■ What you are asked to do:
In the lines below, swap "Short Rest" for "Long Rest" wherever it appears and leave everything else as it is.

■ Record set:
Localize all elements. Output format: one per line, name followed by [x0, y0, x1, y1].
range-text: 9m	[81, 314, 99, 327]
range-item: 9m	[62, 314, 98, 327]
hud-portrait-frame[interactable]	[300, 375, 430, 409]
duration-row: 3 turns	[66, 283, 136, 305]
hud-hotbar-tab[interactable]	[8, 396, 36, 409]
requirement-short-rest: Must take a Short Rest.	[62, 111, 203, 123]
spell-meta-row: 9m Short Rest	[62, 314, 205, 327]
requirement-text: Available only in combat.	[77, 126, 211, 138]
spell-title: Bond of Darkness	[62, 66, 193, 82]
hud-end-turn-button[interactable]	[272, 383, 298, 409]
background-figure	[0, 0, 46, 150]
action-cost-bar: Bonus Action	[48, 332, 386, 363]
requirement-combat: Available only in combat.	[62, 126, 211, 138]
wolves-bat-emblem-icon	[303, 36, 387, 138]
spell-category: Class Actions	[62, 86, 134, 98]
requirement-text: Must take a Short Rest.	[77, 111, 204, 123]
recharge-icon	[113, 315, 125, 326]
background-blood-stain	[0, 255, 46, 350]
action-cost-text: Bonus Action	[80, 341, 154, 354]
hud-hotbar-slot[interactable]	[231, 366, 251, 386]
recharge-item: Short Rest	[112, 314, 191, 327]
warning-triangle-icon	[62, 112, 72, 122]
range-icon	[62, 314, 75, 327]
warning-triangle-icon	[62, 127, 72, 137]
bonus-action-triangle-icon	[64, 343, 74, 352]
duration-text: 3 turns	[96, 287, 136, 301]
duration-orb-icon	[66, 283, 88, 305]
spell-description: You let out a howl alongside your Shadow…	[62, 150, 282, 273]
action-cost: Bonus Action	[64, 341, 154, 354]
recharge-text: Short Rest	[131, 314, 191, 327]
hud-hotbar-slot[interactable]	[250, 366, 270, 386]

■ Final result:
Localize all elements. Output format: one per line, name followed by [x0, y0, x1, y1].
range-text: 9m	[81, 314, 99, 327]
range-item: 9m	[62, 314, 98, 327]
hud-portrait-frame[interactable]	[300, 375, 430, 409]
duration-row: 3 turns	[66, 283, 136, 305]
hud-hotbar-tab[interactable]	[8, 396, 36, 409]
requirement-short-rest: Must take a Long Rest.	[62, 111, 203, 123]
spell-meta-row: 9m Long Rest	[62, 314, 205, 327]
requirement-text: Available only in combat.	[77, 126, 211, 138]
spell-title: Bond of Darkness	[62, 66, 193, 82]
hud-end-turn-button[interactable]	[272, 383, 298, 409]
background-figure	[0, 0, 46, 150]
action-cost-bar: Bonus Action	[48, 332, 386, 363]
requirement-combat: Available only in combat.	[62, 126, 211, 138]
wolves-bat-emblem-icon	[303, 36, 387, 138]
spell-category: Class Actions	[62, 86, 134, 98]
requirement-text: Must take a Long Rest.	[77, 111, 204, 123]
recharge-icon	[113, 315, 125, 326]
background-blood-stain	[0, 255, 46, 350]
action-cost-text: Bonus Action	[80, 341, 154, 354]
hud-hotbar-slot[interactable]	[231, 366, 251, 386]
recharge-item: Long Rest	[112, 314, 191, 327]
warning-triangle-icon	[62, 112, 72, 122]
range-icon	[62, 314, 75, 327]
warning-triangle-icon	[62, 127, 72, 137]
bonus-action-triangle-icon	[64, 343, 74, 352]
duration-text: 3 turns	[96, 287, 136, 301]
duration-orb-icon	[66, 283, 88, 305]
spell-description: You let out a howl alongside your Shadow…	[62, 150, 282, 273]
action-cost: Bonus Action	[64, 341, 154, 354]
recharge-text: Long Rest	[131, 314, 191, 327]
hud-hotbar-slot[interactable]	[250, 366, 270, 386]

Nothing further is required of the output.